There are 13 core nutrients that must be listed in a nutrition facts table. However, here is a list of some of the nutrients that are optional to include:

folate

magnesium

niacin

phosphorous

potassium

riboflavin

selenium

thiamine

vitamin B12

vitamin B6

vitamin D

vitamin E

zinc

Foods that do not have a nutrition facts table

By law, most packaged food in Canada must have a nutrition facts table. However, the following foods do not need to have a nutrition facts table:

fresh vegetables and fruit

raw meat and poultry (except when it is ground)

raw seafood

one-bite confections that are individually sold

milk sold in refillable glass containers

individual servings of food meant to be eaten immediately

foods prepared or processed in-store made from its ingredients, such as:

bakery items

salads

Other exceptions include:

beverages with an alcohol content over 0.5%

foods, prepared, processed and sold at a:

road-side stand

craft show

flea market

fair

farmers' market

sugar bush

You will not find a nutrition facts table on foods that contain very few nutrients, such as:

coffee

tea

vinegar

spices

Restaurants and food service businesses also do not need to provide a nutrition facts table with their products.

How to use a nutrition facts table

The information in a nutrition facts table is based on the serving size. Serving size can be found at the top of the nutrition facts table.

BRIEF 1: Collect each row below that contains the word "manifold".

DATASET EXCERPTS:
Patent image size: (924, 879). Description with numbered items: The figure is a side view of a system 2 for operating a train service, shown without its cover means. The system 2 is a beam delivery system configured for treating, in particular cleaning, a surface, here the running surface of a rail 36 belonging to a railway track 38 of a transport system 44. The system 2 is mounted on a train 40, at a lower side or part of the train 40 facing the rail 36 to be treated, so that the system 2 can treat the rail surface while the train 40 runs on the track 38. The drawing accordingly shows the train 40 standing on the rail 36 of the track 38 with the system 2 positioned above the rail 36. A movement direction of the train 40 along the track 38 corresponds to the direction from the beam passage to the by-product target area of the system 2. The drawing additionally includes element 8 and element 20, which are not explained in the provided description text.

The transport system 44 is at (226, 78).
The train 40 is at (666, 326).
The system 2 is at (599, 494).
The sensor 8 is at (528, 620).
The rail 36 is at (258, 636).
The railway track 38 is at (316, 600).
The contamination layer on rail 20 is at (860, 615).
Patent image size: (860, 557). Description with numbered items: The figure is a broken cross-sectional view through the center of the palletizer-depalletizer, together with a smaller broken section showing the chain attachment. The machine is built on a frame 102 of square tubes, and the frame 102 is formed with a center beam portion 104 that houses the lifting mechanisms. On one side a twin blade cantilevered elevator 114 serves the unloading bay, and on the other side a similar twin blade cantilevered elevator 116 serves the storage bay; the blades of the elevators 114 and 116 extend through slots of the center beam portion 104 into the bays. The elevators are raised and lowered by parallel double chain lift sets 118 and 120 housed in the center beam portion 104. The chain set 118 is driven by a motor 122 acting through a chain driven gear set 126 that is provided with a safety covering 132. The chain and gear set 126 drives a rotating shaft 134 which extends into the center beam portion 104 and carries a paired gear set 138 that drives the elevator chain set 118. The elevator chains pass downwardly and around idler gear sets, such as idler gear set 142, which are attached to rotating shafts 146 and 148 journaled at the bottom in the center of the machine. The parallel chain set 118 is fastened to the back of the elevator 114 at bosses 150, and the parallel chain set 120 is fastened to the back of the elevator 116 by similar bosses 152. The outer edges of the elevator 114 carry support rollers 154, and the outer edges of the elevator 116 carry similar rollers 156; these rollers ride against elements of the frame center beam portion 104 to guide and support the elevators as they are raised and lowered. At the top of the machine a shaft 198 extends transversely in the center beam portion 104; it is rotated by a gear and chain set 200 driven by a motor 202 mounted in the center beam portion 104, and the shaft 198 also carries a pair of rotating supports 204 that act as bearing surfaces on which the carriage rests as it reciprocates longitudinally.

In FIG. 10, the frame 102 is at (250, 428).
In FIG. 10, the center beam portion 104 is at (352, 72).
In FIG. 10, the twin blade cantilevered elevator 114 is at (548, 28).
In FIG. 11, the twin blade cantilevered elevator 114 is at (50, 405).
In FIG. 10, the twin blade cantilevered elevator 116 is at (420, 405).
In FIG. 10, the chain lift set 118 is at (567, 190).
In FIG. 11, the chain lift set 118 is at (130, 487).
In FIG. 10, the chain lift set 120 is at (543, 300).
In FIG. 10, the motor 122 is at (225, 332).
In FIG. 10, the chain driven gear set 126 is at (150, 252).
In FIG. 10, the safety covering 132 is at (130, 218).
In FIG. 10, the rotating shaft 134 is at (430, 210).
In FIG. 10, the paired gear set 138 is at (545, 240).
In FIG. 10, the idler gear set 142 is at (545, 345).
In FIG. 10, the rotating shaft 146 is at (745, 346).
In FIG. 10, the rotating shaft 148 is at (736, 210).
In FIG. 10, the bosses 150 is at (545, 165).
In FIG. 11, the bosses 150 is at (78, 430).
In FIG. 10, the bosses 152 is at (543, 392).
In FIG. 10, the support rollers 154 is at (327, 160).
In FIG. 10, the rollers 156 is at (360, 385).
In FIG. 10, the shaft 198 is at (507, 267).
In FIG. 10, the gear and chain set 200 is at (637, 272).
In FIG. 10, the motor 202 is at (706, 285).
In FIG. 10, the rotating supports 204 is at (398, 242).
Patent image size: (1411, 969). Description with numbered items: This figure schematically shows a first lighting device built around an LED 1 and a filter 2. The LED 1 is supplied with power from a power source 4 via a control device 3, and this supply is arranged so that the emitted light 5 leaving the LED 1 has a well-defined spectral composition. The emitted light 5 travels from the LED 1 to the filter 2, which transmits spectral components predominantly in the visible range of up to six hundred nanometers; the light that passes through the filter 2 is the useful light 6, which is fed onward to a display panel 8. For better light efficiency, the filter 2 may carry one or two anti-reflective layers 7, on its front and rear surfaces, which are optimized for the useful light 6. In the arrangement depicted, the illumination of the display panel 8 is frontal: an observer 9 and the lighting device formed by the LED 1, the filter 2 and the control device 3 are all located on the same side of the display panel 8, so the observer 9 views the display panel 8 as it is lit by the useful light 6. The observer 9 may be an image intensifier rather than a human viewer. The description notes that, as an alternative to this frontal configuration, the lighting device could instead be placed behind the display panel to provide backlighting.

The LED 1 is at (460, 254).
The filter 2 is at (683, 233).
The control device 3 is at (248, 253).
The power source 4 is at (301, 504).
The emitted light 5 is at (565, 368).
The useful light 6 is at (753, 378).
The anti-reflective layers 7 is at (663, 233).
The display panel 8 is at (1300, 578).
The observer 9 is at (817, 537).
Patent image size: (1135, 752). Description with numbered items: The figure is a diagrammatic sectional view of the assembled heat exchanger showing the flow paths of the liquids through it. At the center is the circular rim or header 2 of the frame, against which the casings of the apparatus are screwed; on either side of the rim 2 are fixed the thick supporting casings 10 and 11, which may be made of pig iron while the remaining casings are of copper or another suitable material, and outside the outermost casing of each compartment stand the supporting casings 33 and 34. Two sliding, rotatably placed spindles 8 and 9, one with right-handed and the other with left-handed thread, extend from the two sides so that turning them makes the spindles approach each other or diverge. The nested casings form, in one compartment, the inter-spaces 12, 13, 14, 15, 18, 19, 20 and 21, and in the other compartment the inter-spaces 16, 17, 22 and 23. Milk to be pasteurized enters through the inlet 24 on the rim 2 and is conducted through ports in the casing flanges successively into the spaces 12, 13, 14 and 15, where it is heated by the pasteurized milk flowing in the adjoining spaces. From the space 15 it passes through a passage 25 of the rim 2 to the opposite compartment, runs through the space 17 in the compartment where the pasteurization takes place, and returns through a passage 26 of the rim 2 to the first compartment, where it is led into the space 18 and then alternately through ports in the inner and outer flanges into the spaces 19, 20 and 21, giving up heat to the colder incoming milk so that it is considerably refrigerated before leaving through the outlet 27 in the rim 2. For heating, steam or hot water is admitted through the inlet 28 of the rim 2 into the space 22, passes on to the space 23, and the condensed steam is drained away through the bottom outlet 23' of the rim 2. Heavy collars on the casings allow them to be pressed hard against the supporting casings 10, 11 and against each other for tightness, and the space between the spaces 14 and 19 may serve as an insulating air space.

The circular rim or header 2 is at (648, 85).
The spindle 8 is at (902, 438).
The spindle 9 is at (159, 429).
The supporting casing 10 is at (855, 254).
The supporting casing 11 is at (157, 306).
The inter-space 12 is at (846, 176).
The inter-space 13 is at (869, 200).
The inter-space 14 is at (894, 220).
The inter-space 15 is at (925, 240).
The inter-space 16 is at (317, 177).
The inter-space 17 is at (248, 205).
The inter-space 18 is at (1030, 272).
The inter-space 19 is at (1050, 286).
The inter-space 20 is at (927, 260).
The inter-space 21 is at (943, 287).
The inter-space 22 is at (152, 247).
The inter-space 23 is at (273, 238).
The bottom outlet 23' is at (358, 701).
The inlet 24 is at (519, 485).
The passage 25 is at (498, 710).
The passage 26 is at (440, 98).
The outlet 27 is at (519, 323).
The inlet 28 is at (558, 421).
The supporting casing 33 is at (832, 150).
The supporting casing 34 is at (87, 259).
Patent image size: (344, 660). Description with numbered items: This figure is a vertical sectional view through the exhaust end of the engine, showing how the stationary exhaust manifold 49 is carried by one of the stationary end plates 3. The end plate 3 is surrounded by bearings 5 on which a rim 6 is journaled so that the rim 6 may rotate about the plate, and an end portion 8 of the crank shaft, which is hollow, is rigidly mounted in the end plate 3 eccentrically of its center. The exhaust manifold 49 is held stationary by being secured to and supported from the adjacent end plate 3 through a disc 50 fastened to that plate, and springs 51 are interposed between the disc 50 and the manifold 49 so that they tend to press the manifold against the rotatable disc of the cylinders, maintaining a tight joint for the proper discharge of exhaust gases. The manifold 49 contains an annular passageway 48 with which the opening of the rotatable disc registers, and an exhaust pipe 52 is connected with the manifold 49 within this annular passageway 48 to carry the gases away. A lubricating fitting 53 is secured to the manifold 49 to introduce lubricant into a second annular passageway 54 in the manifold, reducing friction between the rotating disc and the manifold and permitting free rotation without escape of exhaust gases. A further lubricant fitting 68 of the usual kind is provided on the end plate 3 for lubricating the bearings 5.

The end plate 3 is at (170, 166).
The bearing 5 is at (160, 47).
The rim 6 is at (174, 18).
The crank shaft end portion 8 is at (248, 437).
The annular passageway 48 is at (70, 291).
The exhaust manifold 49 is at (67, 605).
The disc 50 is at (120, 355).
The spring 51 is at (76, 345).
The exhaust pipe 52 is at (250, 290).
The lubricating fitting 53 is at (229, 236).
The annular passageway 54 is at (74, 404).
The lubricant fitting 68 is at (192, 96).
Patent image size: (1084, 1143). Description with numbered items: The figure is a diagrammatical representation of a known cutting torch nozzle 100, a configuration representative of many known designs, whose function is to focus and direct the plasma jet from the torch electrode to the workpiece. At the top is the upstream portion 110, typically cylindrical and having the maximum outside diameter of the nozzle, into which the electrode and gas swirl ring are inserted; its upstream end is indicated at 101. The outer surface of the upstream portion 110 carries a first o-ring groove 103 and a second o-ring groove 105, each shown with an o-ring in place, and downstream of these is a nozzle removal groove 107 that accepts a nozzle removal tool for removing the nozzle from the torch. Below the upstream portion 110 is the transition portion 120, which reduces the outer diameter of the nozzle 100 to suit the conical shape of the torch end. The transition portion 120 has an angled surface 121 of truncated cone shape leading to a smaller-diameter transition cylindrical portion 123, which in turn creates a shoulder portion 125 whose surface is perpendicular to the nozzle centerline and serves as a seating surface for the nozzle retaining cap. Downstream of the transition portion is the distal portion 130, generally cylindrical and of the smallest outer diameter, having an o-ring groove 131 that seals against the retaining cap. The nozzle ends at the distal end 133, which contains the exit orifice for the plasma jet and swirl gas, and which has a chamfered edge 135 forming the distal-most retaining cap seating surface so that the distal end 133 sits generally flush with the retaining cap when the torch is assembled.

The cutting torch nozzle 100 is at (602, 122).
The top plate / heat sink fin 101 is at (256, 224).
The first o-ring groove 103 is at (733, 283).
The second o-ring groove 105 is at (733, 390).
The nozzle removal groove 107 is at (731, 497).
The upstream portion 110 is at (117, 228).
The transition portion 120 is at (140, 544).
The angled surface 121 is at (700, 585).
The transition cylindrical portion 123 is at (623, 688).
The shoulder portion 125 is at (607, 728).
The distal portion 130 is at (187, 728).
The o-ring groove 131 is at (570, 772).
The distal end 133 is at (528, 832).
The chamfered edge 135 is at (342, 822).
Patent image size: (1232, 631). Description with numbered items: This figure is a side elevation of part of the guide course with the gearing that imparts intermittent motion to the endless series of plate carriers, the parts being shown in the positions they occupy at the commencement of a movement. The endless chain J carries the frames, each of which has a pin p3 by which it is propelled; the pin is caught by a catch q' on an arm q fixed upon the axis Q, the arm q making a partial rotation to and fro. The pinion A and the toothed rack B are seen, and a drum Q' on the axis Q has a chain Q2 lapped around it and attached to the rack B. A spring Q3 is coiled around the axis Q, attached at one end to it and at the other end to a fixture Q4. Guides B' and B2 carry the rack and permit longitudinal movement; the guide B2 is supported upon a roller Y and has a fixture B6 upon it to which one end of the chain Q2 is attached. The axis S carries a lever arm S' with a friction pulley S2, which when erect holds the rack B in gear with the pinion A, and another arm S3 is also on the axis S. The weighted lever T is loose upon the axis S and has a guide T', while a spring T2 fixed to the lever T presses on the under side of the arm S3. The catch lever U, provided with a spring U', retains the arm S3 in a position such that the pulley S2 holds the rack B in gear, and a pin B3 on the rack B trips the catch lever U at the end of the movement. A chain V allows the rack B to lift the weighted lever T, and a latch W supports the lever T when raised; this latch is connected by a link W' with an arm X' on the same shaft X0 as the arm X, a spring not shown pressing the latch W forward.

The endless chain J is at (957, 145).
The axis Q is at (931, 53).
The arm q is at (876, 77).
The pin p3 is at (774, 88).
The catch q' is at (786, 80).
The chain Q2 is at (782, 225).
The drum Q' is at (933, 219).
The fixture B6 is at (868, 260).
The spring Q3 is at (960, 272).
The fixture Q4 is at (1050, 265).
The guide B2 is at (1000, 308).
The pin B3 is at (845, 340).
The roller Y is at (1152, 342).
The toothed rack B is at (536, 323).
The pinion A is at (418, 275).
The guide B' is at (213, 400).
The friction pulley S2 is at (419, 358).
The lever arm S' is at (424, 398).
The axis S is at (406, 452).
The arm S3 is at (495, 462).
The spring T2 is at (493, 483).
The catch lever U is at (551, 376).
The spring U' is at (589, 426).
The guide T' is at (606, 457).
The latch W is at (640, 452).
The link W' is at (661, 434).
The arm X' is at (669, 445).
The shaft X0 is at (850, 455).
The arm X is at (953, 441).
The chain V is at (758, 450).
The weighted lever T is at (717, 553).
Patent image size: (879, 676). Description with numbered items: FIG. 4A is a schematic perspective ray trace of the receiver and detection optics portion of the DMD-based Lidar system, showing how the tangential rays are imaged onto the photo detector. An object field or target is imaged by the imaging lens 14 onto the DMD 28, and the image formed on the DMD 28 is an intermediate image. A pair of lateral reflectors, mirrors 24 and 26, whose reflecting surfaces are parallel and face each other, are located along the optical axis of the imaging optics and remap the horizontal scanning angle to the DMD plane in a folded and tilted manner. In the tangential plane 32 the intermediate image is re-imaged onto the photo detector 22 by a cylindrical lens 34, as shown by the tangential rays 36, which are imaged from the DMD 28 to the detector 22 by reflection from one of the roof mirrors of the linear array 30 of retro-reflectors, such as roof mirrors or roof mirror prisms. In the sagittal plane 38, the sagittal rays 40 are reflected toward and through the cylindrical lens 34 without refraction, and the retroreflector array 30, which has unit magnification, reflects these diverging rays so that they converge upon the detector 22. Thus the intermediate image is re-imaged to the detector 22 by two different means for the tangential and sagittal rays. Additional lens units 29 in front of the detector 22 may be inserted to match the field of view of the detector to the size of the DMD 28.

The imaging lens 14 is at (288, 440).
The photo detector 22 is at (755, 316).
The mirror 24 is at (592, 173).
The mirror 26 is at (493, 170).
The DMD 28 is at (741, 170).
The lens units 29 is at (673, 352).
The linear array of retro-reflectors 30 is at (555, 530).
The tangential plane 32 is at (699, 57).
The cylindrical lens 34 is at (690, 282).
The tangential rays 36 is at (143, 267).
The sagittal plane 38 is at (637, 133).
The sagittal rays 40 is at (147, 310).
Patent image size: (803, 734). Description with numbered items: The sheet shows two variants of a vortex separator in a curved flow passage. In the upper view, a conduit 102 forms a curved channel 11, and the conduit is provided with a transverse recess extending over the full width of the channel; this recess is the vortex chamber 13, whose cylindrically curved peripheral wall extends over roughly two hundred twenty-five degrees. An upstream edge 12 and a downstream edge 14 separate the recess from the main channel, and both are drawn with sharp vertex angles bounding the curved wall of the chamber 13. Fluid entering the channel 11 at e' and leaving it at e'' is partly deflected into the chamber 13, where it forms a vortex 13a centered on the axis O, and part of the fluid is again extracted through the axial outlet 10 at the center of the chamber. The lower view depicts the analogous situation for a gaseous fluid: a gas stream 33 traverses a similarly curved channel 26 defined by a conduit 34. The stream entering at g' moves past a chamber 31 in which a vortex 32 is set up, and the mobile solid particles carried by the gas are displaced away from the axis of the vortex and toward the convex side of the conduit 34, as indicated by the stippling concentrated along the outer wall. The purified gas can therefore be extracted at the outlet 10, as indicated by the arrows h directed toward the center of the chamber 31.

BRIEF 2: According to the text on nutrition facts tables, where can the serving size be found?

CORRECT RESPONSE 1:
Patent image size: (344, 660). Description with numbered items: This figure is a vertical sectional view through the exhaust end of the engine, showing how the stationary exhaust manifold 49 is carried by one of the stationary end plates 3. The end plate 3 is surrounded by bearings 5 on which a rim 6 is journaled so that the rim 6 may rotate about the plate, and an end portion 8 of the crank shaft, which is hollow, is rigidly mounted in the end plate 3 eccentrically of its center. The exhaust manifold 49 is held stationary by being secured to and supported from the adjacent end plate 3 through a disc 50 fastened to that plate, and springs 51 are interposed between the disc 50 and the manifold 49 so that they tend to press the manifold against the rotatable disc of the cylinders, maintaining a tight joint for the proper discharge of exhaust gases. The manifold 49 contains an annular passageway 48 with which the opening of the rotatable disc registers, and an exhaust pipe 52 is connected with the manifold 49 within this annular passageway 48 to carry the gases away. A lubricating fitting 53 is secured to the manifold 49 to introduce lubricant into a second annular passageway 54 in the manifold, reducing friction between the rotating disc and the manifold and permitting free rotation without escape of exhaust gases. A further lubricant fitting 68 of the usual kind is provided on the end plate 3 for lubricating the bearings 5.
The exhaust manifold 49 is at (67, 605).

CORRECT RESPONSE 2: At the top of the nutrition facts table.